Exercise brief = Examine the material below. Gather every line in which the string "text" appears.

Records for the task =
━━━━

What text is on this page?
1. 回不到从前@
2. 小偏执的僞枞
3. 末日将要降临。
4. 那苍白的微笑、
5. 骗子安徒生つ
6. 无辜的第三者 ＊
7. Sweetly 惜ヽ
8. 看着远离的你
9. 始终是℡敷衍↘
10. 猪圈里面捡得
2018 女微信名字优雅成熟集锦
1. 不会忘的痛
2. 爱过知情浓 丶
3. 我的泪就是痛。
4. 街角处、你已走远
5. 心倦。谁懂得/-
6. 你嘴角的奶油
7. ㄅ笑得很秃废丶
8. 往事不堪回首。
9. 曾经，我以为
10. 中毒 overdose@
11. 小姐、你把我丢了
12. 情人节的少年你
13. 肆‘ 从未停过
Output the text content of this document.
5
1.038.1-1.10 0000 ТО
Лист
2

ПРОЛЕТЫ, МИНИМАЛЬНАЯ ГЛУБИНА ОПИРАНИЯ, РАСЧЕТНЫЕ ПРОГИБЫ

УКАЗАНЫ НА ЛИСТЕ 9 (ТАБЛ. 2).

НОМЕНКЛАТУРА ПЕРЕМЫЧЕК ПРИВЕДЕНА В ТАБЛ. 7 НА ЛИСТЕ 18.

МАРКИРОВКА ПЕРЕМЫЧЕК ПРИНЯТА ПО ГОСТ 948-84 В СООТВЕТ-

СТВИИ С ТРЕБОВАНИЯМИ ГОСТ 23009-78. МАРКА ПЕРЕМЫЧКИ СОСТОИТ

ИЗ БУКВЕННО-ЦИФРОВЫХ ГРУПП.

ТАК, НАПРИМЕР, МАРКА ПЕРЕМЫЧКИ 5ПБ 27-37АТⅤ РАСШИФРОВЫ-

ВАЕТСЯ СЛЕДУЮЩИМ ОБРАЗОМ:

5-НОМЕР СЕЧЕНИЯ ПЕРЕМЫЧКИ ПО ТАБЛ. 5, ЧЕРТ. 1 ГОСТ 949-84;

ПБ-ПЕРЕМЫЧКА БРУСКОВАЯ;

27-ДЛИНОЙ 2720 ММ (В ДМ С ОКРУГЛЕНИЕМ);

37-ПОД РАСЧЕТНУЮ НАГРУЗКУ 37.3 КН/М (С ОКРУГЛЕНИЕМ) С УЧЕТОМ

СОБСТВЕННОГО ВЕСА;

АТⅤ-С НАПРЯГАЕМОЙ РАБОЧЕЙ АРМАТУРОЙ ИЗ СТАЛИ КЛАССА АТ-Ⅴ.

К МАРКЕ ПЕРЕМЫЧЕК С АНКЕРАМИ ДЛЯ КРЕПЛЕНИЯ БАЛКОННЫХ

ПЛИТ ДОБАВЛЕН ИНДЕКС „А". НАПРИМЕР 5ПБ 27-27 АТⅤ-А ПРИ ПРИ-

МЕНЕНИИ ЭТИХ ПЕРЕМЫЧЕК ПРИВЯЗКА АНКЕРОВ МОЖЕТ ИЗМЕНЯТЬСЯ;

━━━━

Expected output =
What text is on this page?
Output the text content of this document.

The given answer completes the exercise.